- **Given request**
Copy out each line featuring the string "January" from the entries beneath.

(Collected data entries)
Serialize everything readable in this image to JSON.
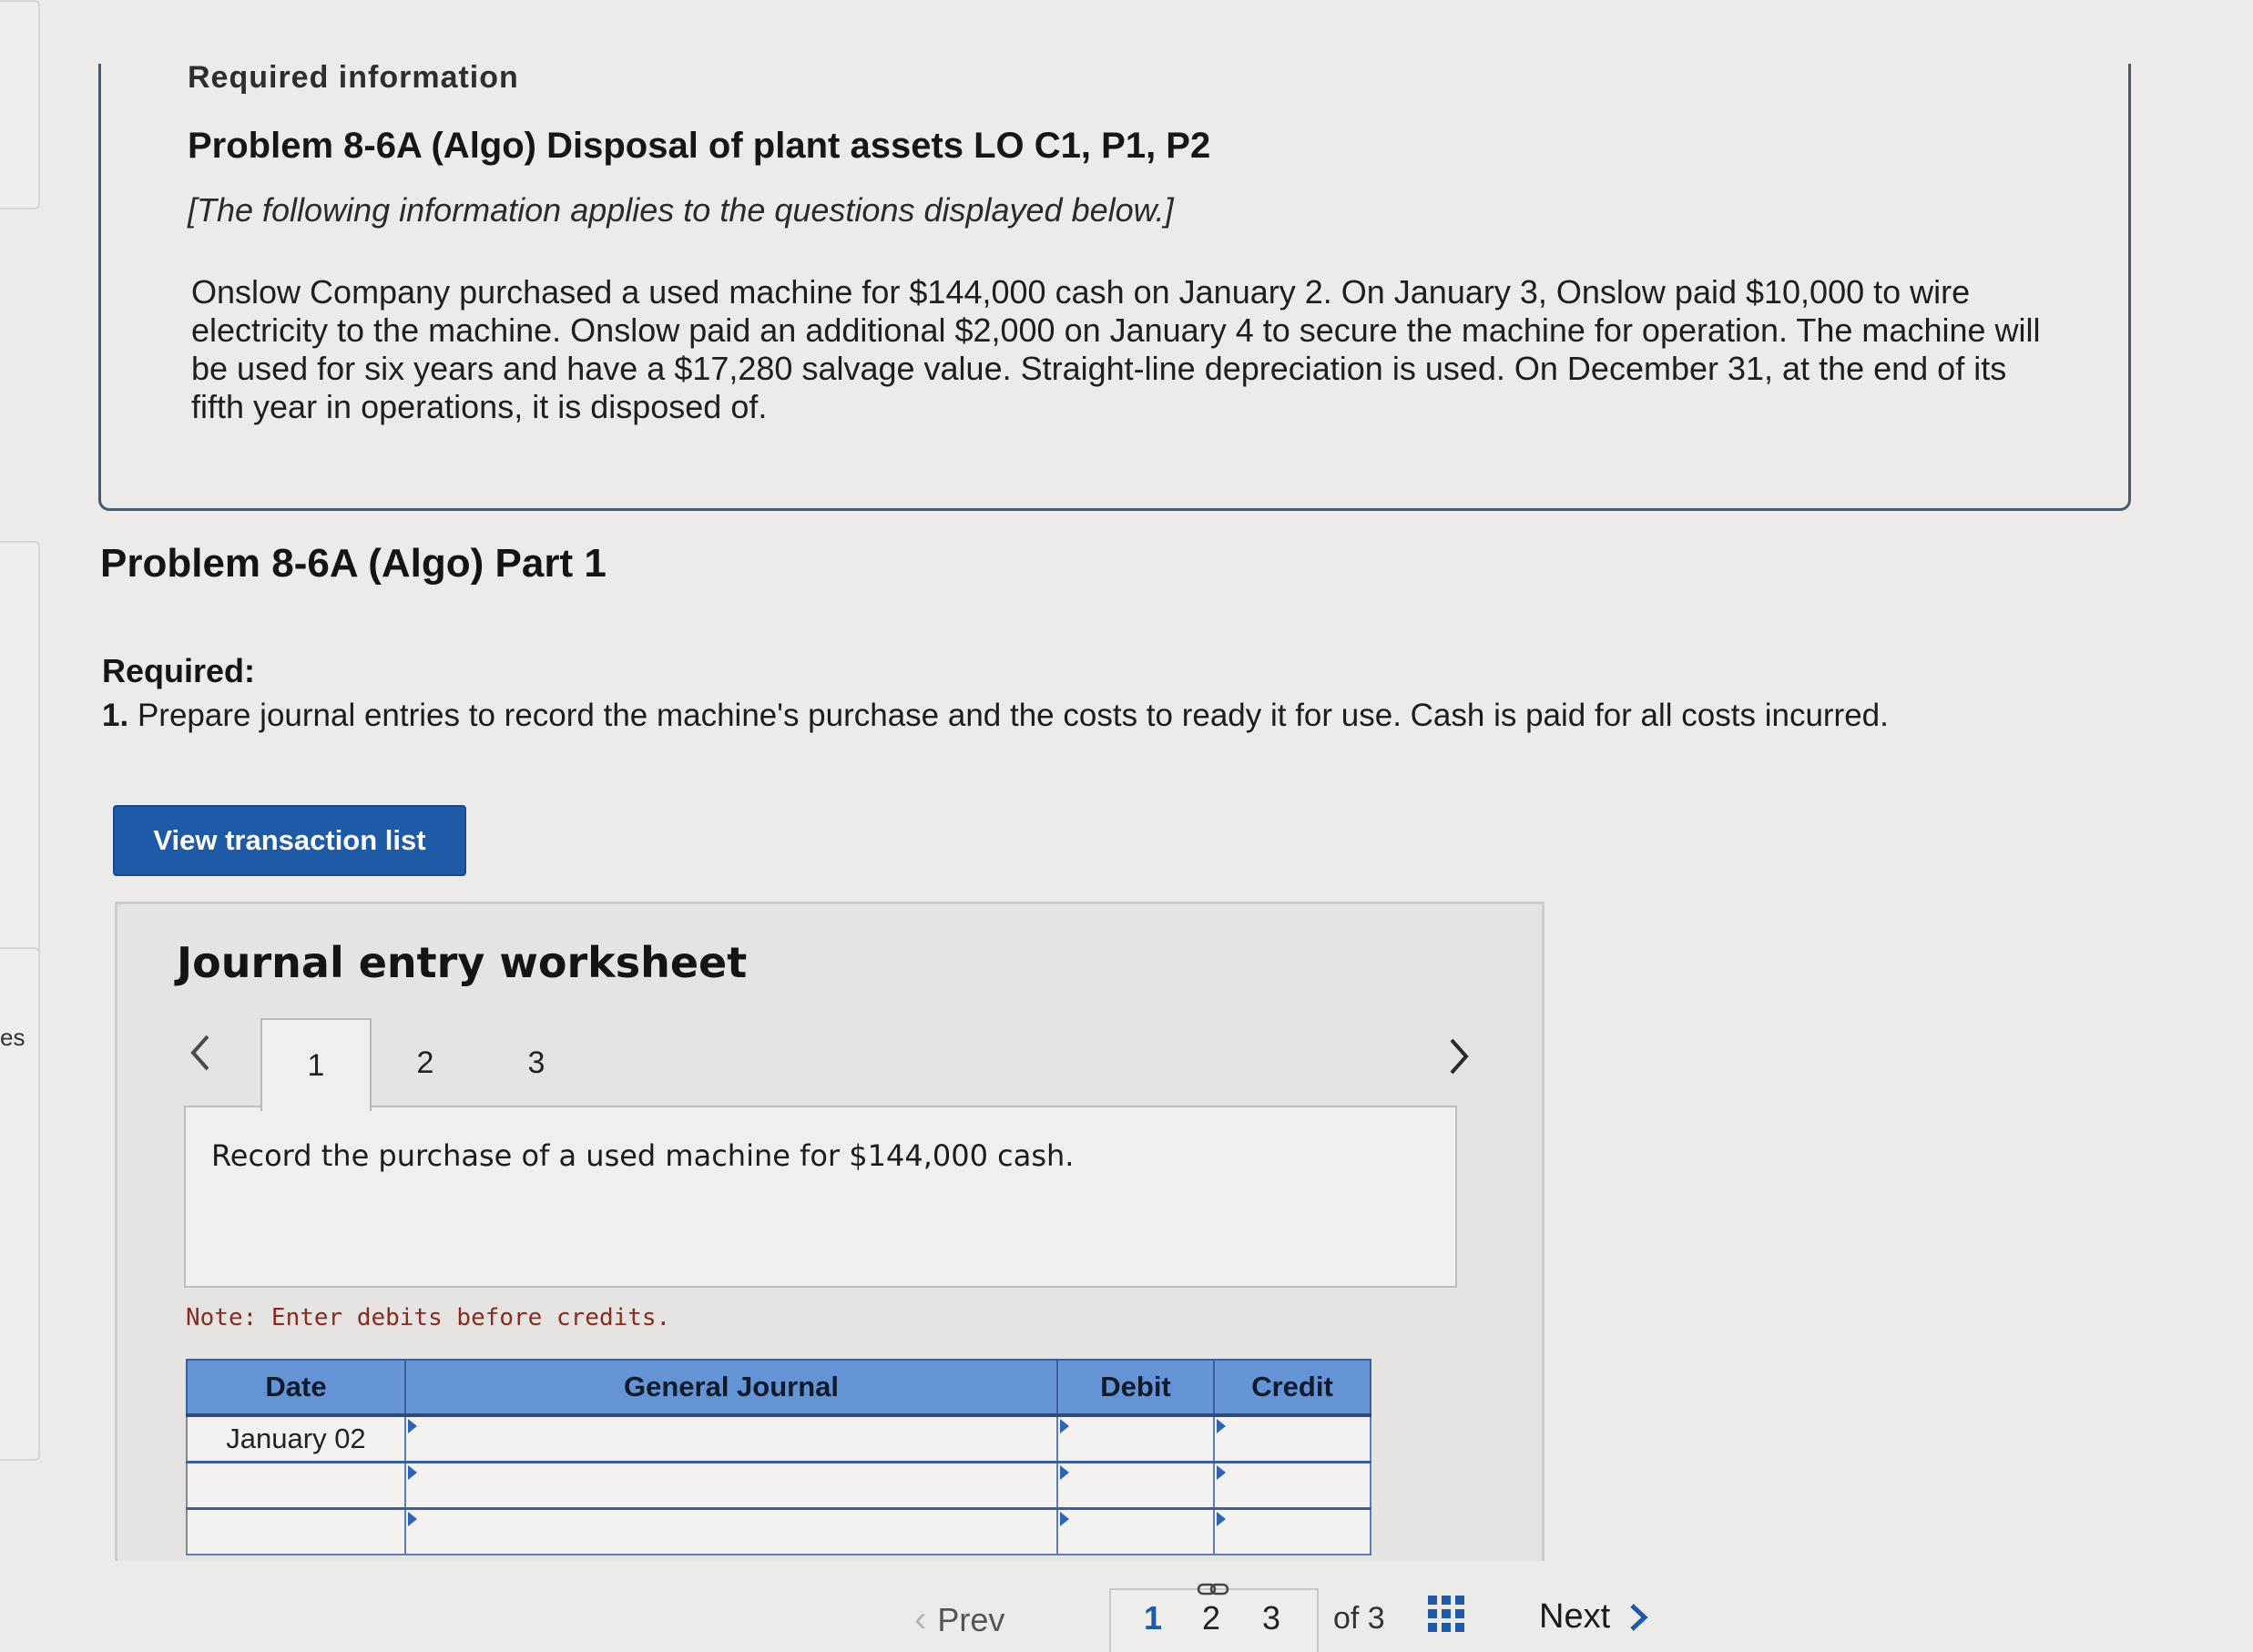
{
  "side": {
    "partial_text": "es"
  },
  "info": {
    "label": "Required information",
    "problem_title": "Problem 8-6A (Algo) Disposal of plant assets LO C1, P1, P2",
    "intro": "[The following information applies to the questions displayed below.]",
    "scenario": "Onslow Company purchased a used machine for $144,000 cash on January 2. On January 3, Onslow paid $10,000 to wire electricity to the machine. Onslow paid an additional $2,000 on January 4 to secure the machine for operation. The machine will be used for six years and have a $17,280 salvage value. Straight-line depreciation is used. On December 31, at the end of its fifth year in operations, it is disposed of."
  },
  "part": {
    "title": "Problem 8-6A (Algo) Part 1",
    "required_label": "Required:",
    "required_number": "1.",
    "required_text": "Prepare journal entries to record the machine's purchase and the costs to ready it for use. Cash is paid for all costs incurred."
  },
  "buttons": {
    "view_transactions": "View transaction list"
  },
  "worksheet": {
    "title": "Journal entry worksheet",
    "tabs": [
      "1",
      "2",
      "3"
    ],
    "active_tab": "1",
    "prompt": "Record the purchase of a used machine for $144,000 cash.",
    "note": "Note: Enter debits before credits.",
    "table": {
      "headers": [
        "Date",
        "General Journal",
        "Debit",
        "Credit"
      ],
      "rows": [
        {
          "date": "January 02",
          "account": "",
          "debit": "",
          "credit": ""
        },
        {
          "date": "",
          "account": "",
          "debit": "",
          "credit": ""
        },
        {
          "date": "",
          "account": "",
          "debit": "",
          "credit": ""
        }
      ]
    }
  },
  "pagination": {
    "prev": "Prev",
    "pages": [
      "1",
      "2",
      "3"
    ],
    "current_page": "1",
    "of_text": "of 3",
    "next": "Next"
  },
  "colors": {
    "accent": "#1f5aa6",
    "table_header": "#6493d6",
    "note_text": "#8a2a1c"
  }
}
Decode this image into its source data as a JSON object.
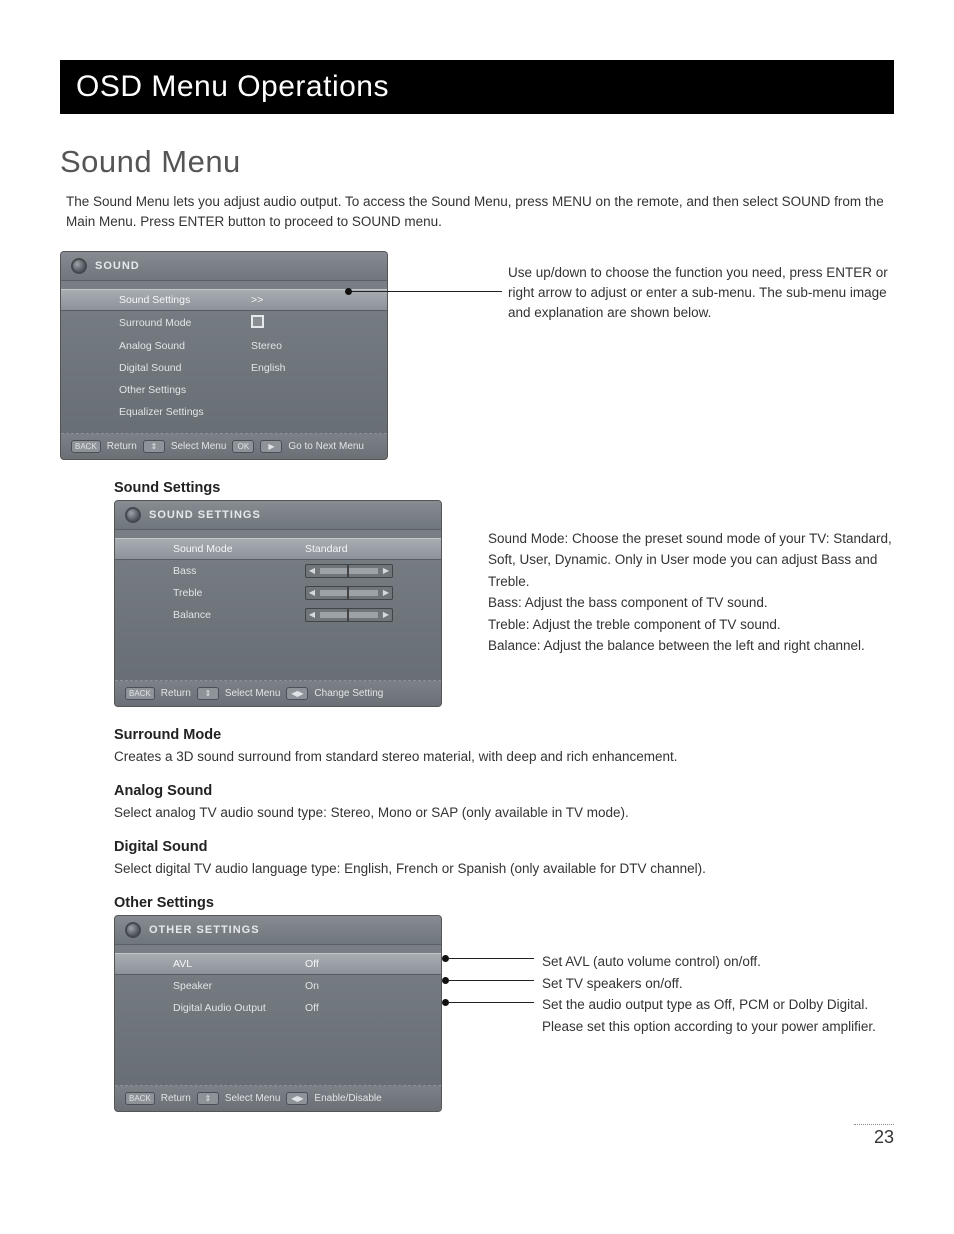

- **Response to the task**
    "scenario": "Onslow Company purchased a used machine for $144,000 cash on January 2. On January 3, Onslow paid $10,000 to wire electricity to the machine. Onslow paid an additional $2,000 on January 4 to secure the machine for operation. The machine will be used for six years and have a $17,280 salvage value. Straight-line depreciation is used. On December 31, at the end of its fifth year in operations, it is disposed of."
          "date": "January 02",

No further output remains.